* Component data from apps and pages
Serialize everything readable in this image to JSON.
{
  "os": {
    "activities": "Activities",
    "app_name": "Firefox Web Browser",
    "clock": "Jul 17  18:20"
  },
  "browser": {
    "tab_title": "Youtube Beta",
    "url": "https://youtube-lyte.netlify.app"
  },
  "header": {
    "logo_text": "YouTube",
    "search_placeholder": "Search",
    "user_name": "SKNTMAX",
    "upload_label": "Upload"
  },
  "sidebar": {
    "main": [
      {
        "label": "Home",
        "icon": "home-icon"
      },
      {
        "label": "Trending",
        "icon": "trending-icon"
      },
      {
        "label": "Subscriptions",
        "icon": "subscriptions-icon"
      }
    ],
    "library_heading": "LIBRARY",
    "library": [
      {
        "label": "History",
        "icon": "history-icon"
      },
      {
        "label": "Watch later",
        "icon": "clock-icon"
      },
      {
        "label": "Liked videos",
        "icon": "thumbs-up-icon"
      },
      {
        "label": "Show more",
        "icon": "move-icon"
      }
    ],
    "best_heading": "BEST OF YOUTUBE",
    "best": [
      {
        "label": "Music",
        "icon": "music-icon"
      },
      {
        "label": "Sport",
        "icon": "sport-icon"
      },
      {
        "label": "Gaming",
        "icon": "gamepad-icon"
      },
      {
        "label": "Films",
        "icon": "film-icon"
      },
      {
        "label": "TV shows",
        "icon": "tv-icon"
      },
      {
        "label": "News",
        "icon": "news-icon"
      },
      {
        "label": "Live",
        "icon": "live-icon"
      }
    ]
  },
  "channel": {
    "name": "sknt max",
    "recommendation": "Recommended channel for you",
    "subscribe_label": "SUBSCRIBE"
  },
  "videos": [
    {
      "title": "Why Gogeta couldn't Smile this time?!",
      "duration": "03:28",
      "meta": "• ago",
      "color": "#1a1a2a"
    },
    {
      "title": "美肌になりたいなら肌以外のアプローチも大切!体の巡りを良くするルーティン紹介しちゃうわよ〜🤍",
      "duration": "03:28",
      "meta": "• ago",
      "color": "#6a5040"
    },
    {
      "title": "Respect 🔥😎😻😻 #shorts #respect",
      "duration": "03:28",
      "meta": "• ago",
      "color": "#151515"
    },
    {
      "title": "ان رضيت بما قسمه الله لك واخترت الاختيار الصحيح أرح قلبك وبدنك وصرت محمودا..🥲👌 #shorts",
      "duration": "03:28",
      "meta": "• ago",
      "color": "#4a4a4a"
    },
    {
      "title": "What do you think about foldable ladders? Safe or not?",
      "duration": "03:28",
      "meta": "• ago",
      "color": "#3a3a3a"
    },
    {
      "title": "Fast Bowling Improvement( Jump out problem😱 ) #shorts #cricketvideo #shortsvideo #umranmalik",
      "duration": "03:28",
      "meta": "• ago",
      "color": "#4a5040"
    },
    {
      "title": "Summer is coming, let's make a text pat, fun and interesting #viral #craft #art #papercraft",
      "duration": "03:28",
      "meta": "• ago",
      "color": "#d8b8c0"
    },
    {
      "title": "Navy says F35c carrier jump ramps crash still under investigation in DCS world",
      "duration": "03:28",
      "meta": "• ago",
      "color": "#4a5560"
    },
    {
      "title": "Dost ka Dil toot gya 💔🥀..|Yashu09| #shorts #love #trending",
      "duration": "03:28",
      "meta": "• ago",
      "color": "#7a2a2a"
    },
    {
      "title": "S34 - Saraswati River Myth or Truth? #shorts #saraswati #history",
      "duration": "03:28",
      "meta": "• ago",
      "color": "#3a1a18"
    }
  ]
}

* Problem requirements
In the lines above, spot each one that contains the word "channel" and copy it.

* Answer to the exercise
  "channel": {
    "recommendation": "Recommended channel for you",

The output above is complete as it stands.